[Entries from a dataset]
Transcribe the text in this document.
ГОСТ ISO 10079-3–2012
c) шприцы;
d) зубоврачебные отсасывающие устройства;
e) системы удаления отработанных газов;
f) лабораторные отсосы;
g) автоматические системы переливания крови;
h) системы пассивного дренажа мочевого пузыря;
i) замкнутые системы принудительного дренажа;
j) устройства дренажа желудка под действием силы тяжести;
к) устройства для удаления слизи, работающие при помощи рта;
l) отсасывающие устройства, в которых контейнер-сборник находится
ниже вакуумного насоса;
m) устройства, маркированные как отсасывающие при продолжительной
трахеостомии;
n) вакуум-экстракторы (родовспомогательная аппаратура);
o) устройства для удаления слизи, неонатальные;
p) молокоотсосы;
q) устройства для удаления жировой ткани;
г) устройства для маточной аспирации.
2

GOAL: Using the material above, report each line where "слизи" occurs.

SOLUTION TO THE EXERCISE:
к) устройства для удаления слизи, работающие при помощи рта;
o) устройства для удаления слизи, неонатальные;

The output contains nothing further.